** GIVEN TASK **
Search the records for "body" and copy each line that holds it.

** MATERIAL FOR THIS TASK **
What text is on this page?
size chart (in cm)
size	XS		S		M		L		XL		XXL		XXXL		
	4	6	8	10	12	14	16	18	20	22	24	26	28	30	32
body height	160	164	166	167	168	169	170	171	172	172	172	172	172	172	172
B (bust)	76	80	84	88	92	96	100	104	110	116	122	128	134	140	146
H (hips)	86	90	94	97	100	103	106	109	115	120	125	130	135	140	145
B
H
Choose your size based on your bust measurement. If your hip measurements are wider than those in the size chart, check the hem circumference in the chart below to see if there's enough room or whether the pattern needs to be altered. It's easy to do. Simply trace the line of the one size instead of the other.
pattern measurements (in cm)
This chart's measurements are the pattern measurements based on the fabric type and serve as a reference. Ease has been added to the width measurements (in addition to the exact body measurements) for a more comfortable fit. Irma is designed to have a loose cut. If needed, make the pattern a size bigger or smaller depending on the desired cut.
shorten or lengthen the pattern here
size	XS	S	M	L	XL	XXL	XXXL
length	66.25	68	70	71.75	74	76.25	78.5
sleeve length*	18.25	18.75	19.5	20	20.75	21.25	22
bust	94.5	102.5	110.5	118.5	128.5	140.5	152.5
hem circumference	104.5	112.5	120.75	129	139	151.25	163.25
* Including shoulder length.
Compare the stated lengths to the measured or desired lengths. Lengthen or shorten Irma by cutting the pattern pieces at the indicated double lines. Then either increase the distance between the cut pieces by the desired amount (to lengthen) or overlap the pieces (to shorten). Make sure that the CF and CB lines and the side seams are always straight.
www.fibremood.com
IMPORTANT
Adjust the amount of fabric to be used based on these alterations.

** RESULT OF THE TASK **
body height	160	164	166	167	168	169	170	171	172	172	172	172	172	172	172
This chart's measurements are the pattern measurements based on the fabric type and serve as a reference. Ease has been added to the width measurements (in addition to the exact body measurements) for a more comfortable fit. Irma is designed to have a loose cut. If needed, make the pattern a size bigger or smaller depending on the desired cut.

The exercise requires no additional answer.